====== Texto de estudio

Los que un día fueron calabozos fríos del cuartel Bellavista, reciben abiertos los curiosos ojos de mi hijo. Su retina, eterna enamorada de los libros de historia, se posa presurosa sobre una fotografía al fondo de una sala, donde yace congelada en el tiempo una estampa de una gira de estudiantes al museo en finales de la década de los 70.
El niño en plano principal esboza una tímida sonrisa; pero, un detalle llama inmediatamente la atención: tiene sus pies descalzos. El tiempo y el espacio se rompen, y de repente, dos niños protagonistas de dos periodos retadores en la historia del país, hijos de los que algunos han decidido llamar “generaciones perdidas”, unen sus miradas a través de una instantánea.
Es sin duda el retrato de otra Costa Rica; pero, no tan lejana. Nuestras infancias ahora van calzadas a lecciones; pero, no en pocas ocasiones, muchas de sus necesidades básicas no están cubiertas. Aproximadamente tres de cada diez menores de edad viven en pobreza, la tasa más alta entre los 38 integrantes de OCDE. Datos del Fondo de las Naciones Unidas para la Infancia, en su informe anual 2022, establecen que la pobreza monetaria ronda el 25% para la población total, pero es mayor para las niñas, los niños y los adolescentes (39%).

============
====== Datos extraídos

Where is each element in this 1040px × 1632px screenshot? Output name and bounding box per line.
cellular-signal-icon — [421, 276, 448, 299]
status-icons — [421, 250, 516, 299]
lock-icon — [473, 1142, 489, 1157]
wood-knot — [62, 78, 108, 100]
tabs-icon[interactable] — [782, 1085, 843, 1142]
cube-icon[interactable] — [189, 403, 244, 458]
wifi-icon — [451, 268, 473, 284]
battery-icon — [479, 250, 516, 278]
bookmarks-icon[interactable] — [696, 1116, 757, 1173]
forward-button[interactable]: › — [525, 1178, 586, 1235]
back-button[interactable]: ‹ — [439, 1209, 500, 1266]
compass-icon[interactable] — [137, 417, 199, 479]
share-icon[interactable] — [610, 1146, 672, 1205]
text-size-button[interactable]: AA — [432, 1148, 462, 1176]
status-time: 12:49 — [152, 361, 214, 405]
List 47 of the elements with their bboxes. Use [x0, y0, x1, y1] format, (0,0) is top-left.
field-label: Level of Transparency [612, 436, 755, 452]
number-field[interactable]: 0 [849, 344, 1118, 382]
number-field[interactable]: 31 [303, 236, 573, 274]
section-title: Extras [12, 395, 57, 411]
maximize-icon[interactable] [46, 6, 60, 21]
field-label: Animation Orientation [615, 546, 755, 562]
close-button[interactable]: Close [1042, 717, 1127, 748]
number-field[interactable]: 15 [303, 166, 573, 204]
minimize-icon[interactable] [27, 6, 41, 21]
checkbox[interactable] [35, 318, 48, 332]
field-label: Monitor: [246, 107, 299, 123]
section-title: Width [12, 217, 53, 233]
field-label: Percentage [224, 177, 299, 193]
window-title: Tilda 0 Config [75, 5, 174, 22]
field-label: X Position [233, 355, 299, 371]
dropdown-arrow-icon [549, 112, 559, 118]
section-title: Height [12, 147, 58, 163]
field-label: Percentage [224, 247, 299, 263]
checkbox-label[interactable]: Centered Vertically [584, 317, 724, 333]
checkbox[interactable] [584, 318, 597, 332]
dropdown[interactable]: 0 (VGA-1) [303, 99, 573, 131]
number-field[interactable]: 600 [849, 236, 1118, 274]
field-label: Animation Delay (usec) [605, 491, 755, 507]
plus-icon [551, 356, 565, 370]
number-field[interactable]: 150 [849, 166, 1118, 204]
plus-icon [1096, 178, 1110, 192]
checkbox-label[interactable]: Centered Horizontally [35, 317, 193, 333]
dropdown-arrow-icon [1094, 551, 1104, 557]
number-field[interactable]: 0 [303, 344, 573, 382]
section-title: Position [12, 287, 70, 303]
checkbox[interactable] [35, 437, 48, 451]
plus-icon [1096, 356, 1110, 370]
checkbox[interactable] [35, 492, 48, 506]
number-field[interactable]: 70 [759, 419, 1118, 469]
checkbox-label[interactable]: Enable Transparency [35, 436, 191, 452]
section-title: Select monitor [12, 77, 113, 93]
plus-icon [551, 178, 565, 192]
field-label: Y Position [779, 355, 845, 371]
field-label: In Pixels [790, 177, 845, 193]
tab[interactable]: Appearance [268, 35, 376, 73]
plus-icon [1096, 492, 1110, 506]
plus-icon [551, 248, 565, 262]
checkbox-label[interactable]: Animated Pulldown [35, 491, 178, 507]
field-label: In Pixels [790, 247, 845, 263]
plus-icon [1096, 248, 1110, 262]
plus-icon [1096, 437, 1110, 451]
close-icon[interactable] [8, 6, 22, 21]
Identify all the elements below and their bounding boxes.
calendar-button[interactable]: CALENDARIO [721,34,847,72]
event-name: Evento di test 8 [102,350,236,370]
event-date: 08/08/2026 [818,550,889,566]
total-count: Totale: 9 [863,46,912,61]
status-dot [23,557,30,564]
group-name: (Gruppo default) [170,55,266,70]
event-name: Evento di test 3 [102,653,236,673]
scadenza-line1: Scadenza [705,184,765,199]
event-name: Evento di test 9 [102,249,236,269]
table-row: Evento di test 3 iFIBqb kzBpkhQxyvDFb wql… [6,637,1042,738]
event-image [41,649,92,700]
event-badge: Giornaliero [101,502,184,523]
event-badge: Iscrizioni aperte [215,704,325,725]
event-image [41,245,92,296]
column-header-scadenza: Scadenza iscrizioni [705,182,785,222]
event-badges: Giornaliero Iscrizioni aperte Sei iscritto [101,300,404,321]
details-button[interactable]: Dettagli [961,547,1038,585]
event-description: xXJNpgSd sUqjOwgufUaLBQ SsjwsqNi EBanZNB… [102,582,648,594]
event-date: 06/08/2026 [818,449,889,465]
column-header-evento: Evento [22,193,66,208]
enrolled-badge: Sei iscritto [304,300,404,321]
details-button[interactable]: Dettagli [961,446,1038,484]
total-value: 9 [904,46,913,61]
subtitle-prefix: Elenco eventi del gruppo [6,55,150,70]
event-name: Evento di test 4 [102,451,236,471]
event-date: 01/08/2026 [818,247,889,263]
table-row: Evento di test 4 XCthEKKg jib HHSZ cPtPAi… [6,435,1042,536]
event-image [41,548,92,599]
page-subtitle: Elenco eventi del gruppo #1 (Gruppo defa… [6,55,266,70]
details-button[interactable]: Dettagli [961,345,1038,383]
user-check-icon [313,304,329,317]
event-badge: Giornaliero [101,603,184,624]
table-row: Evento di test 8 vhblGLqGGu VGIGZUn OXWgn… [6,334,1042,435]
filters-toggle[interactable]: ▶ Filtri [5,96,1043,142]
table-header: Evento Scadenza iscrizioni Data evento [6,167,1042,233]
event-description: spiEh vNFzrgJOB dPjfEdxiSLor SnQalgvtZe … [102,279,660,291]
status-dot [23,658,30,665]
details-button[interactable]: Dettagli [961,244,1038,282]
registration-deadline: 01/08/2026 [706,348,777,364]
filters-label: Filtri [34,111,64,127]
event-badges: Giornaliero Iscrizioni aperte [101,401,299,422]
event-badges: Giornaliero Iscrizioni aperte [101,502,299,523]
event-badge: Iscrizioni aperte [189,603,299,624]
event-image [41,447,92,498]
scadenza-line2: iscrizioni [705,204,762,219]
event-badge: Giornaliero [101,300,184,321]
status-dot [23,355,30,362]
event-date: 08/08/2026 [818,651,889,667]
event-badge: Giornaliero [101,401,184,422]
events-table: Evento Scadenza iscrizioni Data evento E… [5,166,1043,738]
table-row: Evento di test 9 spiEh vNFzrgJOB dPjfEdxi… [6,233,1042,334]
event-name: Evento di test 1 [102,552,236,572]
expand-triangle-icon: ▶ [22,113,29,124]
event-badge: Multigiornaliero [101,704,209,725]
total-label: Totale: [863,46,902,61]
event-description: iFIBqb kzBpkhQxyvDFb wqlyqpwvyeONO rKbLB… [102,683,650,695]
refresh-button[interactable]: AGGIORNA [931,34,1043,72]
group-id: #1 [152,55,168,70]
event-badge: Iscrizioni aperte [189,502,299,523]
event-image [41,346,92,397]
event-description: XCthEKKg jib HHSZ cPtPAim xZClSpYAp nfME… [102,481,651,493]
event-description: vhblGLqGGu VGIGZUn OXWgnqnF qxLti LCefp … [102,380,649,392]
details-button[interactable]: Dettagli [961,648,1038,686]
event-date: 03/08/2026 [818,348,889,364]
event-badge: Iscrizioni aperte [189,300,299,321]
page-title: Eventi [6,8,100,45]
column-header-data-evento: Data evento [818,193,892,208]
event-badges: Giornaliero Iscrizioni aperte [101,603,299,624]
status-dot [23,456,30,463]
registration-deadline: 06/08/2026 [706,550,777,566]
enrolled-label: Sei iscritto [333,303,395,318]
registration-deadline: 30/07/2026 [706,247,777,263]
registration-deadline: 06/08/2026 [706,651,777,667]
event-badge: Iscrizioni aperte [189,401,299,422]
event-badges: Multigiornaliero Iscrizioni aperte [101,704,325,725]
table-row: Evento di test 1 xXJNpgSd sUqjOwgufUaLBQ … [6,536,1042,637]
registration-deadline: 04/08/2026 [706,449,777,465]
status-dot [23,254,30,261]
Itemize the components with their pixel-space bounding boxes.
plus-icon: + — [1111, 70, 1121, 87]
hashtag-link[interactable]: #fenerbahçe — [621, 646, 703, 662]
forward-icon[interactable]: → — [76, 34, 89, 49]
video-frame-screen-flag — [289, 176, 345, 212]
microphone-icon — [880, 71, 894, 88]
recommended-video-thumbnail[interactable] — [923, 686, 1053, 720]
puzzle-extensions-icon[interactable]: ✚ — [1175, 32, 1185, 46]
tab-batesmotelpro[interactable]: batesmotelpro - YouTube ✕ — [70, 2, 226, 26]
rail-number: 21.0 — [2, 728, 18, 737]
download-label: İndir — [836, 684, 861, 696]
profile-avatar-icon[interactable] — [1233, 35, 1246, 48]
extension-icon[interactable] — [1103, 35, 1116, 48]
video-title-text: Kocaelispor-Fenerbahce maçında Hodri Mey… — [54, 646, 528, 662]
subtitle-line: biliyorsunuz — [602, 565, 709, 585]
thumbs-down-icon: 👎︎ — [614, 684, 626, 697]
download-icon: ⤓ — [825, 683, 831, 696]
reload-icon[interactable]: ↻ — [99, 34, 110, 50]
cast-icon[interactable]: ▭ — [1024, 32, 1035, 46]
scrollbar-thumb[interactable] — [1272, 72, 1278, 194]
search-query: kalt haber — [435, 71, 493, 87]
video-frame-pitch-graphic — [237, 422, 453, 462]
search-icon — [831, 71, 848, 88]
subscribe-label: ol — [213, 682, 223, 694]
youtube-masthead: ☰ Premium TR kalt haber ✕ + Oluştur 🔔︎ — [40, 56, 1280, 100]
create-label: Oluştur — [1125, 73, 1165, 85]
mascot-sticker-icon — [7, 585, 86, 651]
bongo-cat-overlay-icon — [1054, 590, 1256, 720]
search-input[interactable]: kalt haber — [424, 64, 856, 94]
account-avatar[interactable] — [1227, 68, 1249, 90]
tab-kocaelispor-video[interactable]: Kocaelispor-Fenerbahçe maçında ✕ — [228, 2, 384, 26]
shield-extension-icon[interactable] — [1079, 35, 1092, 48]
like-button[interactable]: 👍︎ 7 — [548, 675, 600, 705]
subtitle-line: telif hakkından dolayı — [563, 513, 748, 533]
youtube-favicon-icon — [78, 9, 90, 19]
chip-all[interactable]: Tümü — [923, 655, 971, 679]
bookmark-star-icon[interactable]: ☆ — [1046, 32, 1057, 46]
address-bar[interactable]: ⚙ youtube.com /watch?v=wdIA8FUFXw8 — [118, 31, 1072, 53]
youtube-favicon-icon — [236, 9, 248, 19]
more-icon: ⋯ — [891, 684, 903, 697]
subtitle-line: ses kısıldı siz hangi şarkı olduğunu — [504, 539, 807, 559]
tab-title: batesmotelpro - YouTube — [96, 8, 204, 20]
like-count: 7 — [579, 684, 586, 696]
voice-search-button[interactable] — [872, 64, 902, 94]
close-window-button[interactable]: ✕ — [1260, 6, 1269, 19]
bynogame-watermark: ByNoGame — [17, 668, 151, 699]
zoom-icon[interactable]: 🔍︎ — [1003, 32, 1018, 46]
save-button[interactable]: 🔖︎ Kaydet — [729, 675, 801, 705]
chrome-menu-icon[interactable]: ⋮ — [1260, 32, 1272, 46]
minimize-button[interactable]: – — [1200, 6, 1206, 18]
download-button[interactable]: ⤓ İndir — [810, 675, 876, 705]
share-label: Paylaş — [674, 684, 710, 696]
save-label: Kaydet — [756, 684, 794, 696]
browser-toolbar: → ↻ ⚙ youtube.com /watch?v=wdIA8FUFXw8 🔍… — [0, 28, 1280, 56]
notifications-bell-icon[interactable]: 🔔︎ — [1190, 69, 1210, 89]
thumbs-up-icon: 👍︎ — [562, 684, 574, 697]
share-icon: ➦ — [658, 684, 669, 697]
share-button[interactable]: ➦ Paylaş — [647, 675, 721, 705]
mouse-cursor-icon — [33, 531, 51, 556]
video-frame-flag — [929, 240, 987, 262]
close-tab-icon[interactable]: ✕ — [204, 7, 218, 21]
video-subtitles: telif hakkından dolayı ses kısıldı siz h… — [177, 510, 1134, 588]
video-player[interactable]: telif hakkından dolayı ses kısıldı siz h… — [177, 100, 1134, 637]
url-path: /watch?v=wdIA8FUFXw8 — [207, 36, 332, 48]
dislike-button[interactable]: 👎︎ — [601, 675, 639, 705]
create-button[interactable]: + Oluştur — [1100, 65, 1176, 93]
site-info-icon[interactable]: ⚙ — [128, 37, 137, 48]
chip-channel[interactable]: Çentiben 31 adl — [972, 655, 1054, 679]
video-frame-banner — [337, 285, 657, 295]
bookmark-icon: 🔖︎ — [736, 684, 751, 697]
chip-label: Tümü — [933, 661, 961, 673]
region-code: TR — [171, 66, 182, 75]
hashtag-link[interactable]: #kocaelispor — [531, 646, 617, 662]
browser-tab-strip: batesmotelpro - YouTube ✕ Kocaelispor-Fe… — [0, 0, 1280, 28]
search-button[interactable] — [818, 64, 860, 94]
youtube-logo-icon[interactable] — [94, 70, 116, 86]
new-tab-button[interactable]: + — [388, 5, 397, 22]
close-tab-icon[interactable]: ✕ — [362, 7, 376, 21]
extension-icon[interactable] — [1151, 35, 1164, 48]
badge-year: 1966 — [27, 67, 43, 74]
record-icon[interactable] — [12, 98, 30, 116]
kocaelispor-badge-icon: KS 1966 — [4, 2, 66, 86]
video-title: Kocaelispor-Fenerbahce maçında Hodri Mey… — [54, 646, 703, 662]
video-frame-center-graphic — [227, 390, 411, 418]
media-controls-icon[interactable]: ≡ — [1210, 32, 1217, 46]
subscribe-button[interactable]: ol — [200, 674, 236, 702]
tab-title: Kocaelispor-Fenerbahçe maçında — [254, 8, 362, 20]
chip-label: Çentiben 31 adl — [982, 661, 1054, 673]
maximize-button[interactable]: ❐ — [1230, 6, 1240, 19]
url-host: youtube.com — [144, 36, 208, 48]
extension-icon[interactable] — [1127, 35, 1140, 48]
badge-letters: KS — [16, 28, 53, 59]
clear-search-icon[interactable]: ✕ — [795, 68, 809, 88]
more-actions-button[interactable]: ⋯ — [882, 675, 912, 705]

============

Tarea pendiente: En el texto sobre la pobreza infantil en Costa Rica, enumera los grupos de población que, según los datos de UNICEF citados, tienen una pobreza monetaria mayor que la de la población total.

Resultado:
- Las niñas
- Los niños
- Los adolescentes